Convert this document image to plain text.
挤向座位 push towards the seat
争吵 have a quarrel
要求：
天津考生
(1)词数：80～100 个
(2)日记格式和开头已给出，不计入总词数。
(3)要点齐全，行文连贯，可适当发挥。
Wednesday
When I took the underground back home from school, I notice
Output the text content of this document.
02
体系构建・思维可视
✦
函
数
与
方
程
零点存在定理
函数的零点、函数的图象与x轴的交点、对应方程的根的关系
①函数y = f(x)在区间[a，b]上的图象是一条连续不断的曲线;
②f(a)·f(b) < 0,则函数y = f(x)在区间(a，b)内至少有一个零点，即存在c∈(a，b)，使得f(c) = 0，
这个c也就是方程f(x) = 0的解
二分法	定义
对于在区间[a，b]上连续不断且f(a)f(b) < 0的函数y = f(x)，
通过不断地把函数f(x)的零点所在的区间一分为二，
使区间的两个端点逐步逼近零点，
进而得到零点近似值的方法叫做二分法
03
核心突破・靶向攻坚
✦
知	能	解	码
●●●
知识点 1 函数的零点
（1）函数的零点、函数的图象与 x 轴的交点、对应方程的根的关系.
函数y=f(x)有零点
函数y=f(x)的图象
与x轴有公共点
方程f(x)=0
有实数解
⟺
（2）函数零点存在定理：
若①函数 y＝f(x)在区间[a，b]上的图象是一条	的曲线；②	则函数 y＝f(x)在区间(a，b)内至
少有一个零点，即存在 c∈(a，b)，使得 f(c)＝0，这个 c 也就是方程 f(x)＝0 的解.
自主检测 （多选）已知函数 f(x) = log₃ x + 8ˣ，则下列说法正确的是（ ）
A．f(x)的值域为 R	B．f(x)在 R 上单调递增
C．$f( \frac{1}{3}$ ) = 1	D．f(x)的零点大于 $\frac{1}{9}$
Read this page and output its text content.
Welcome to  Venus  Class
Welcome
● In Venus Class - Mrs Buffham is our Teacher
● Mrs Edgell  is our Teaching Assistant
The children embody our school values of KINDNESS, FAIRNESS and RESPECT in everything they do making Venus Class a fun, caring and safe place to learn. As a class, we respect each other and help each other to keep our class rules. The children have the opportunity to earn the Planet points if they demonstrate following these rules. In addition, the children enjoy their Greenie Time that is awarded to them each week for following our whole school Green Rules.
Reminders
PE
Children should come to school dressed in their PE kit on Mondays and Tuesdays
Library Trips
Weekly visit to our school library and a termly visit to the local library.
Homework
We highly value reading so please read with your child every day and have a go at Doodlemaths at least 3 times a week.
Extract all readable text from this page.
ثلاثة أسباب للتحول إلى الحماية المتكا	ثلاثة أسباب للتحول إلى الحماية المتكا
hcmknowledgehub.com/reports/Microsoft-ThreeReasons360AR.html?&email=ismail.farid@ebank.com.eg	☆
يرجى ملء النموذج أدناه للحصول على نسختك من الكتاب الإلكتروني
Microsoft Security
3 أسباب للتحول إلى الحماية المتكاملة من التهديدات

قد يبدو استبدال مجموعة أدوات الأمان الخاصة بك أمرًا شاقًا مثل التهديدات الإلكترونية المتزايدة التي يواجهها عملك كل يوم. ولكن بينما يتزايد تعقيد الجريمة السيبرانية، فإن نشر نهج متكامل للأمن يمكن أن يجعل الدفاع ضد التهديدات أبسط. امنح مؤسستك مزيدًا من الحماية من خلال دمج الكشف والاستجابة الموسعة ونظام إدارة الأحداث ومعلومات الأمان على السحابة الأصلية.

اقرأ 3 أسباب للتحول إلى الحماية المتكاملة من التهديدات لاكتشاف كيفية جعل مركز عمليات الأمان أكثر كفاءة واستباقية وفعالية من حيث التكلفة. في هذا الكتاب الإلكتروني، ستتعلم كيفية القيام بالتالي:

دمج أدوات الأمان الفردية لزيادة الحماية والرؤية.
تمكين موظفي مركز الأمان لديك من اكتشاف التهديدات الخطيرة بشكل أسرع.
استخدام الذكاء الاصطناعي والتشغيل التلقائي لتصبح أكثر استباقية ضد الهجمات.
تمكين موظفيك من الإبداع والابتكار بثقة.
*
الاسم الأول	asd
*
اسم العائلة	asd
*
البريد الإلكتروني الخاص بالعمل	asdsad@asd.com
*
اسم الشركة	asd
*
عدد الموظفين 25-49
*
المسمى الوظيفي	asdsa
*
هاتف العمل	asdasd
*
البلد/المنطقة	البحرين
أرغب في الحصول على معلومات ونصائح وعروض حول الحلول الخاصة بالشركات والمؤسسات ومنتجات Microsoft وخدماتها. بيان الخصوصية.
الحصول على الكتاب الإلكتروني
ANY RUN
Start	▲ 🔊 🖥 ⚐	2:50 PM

WHAT IS NEEDED: Take the listing above and write it out again exactly.

RESULT:
Convert this document image to plain text.
挤向座位 push towards the seat
争吵 have a quarrel
要求：
天津考生
(1)词数：80～100 个
(2)日记格式和开头已给出，不计入总词数。
(3)要点齐全，行文连贯，可适当发挥。
Wednesday
When I took the underground back home from school, I notice
Output the text content of this document.
02
体系构建・思维可视
✦
函
数
与
方
程
零点存在定理
函数的零点、函数的图象与x轴的交点、对应方程的根的关系
①函数y = f(x)在区间[a，b]上的图象是一条连续不断的曲线;
②f(a)·f(b) < 0,则函数y = f(x)在区间(a，b)内至少有一个零点，即存在c∈(a，b)，使得f(c) = 0，
这个c也就是方程f(x) = 0的解
二分法	定义
对于在区间[a，b]上连续不断且f(a)f(b) < 0的函数y = f(x)，
通过不断地把函数f(x)的零点所在的区间一分为二，
使区间的两个端点逐步逼近零点，
进而得到零点近似值的方法叫做二分法
03
核心突破・靶向攻坚
✦
知	能	解	码
●●●
知识点 1 函数的零点
（1）函数的零点、函数的图象与 x 轴的交点、对应方程的根的关系.
函数y=f(x)有零点
函数y=f(x)的图象
与x轴有公共点
方程f(x)=0
有实数解
⟺
（2）函数零点存在定理：
若①函数 y＝f(x)在区间[a，b]上的图象是一条	的曲线；②	则函数 y＝f(x)在区间(a，b)内至
少有一个零点，即存在 c∈(a，b)，使得 f(c)＝0，这个 c 也就是方程 f(x)＝0 的解.
自主检测 （多选）已知函数 f(x) = log₃ x + 8ˣ，则下列说法正确的是（ ）
A．f(x)的值域为 R	B．f(x)在 R 上单调递增
C．$f( \frac{1}{3}$ ) = 1	D．f(x)的零点大于 $\frac{1}{9}$
Read this page and output its text content.
Welcome to  Venus  Class
Welcome
● In Venus Class - Mrs Buffham is our Teacher
● Mrs Edgell  is our Teaching Assistant
The children embody our school values of KINDNESS, FAIRNESS and RESPECT in everything they do making Venus Class a fun, caring and safe place to learn. As a class, we respect each other and help each other to keep our class rules. The children have the opportunity to earn the Planet points if they demonstrate following these rules. In addition, the children enjoy their Greenie Time that is awarded to them each week for following our whole school Green Rules.
Reminders
PE
Children should come to school dressed in their PE kit on Mondays and Tuesdays
Library Trips
Weekly visit to our school library and a termly visit to the local library.
Homework
We highly value reading so please read with your child every day and have a go at Doodlemaths at least 3 times a week.
Extract all readable text from this page.
ثلاثة أسباب للتحول إلى الحماية المتكا	ثلاثة أسباب للتحول إلى الحماية المتكا
hcmknowledgehub.com/reports/Microsoft-ThreeReasons360AR.html?&email=ismail.farid@ebank.com.eg	☆
يرجى ملء النموذج أدناه للحصول على نسختك من الكتاب الإلكتروني
Microsoft Security
3 أسباب للتحول إلى الحماية المتكاملة من التهديدات

قد يبدو استبدال مجموعة أدوات الأمان الخاصة بك أمرًا شاقًا مثل التهديدات الإلكترونية المتزايدة التي يواجهها عملك كل يوم. ولكن بينما يتزايد تعقيد الجريمة السيبرانية، فإن نشر نهج متكامل للأمن يمكن أن يجعل الدفاع ضد التهديدات أبسط. امنح مؤسستك مزيدًا من الحماية من خلال دمج الكشف والاستجابة الموسعة ونظام إدارة الأحداث ومعلومات الأمان على السحابة الأصلية.

اقرأ 3 أسباب للتحول إلى الحماية المتكاملة من التهديدات لاكتشاف كيفية جعل مركز عمليات الأمان أكثر كفاءة واستباقية وفعالية من حيث التكلفة. في هذا الكتاب الإلكتروني، ستتعلم كيفية القيام بالتالي:

دمج أدوات الأمان الفردية لزيادة الحماية والرؤية.
تمكين موظفي مركز الأمان لديك من اكتشاف التهديدات الخطيرة بشكل أسرع.
استخدام الذكاء الاصطناعي والتشغيل التلقائي لتصبح أكثر استباقية ضد الهجمات.
تمكين موظفيك من الإبداع والابتكار بثقة.
*
الاسم الأول	asd
*
اسم العائلة	asd
*
البريد الإلكتروني الخاص بالعمل	asdsad@asd.com
*
اسم الشركة	asd
*
عدد الموظفين 25-49
*
المسمى الوظيفي	asdsa
*
هاتف العمل	asdasd
*
البلد/المنطقة	البحرين
أرغب في الحصول على معلومات ونصائح وعروض حول الحلول الخاصة بالشركات والمؤسسات ومنتجات Microsoft وخدماتها. بيان الخصوصية.
الحصول على الكتاب الإلكتروني
ANY RUN
Start	▲ 🔊 🖥 ⚐	2:50 PM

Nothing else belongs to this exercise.